Aim of the exercise: Copy out all lines that carry the word "亚热带季风气候".

===

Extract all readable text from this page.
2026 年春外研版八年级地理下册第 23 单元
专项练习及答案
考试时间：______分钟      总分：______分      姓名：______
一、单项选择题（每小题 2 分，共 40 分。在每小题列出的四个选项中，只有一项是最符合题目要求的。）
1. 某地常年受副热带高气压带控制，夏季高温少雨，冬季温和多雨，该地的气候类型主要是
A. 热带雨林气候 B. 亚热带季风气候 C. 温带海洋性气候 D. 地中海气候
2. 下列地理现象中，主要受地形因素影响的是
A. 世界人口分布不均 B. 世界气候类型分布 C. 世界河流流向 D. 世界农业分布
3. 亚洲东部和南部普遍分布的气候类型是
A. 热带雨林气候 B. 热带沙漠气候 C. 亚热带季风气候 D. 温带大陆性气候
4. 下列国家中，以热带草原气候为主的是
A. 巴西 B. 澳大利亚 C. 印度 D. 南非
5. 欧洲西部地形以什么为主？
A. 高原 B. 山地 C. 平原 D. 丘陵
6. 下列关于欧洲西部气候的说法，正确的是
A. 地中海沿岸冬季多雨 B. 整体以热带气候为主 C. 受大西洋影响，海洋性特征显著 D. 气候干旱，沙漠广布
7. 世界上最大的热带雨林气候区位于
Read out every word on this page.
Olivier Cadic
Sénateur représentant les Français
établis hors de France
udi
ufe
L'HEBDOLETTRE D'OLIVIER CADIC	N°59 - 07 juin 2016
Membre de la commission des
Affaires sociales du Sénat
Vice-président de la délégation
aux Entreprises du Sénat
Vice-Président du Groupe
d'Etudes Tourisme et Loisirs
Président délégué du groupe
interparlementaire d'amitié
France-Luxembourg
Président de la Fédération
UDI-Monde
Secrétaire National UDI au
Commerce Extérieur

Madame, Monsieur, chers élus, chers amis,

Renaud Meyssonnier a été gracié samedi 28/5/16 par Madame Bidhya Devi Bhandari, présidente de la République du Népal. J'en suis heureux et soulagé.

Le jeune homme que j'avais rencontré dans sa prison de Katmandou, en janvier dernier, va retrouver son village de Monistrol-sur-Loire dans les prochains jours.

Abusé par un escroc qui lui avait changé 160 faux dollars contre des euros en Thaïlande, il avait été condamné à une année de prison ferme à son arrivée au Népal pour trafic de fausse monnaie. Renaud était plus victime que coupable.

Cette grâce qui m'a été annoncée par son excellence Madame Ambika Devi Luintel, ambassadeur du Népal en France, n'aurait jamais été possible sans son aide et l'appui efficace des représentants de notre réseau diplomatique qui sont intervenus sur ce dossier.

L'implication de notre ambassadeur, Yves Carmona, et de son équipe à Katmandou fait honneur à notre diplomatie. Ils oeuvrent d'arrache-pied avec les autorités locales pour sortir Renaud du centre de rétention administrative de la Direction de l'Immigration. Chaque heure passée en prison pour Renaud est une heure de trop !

===

Written solution:
A. 热带雨林气候 B. 亚热带季风气候 C. 温带海洋性气候 D. 地中海气候
A. 热带雨林气候 B. 热带沙漠气候 C. 亚热带季风气候 D. 温带大陆性气候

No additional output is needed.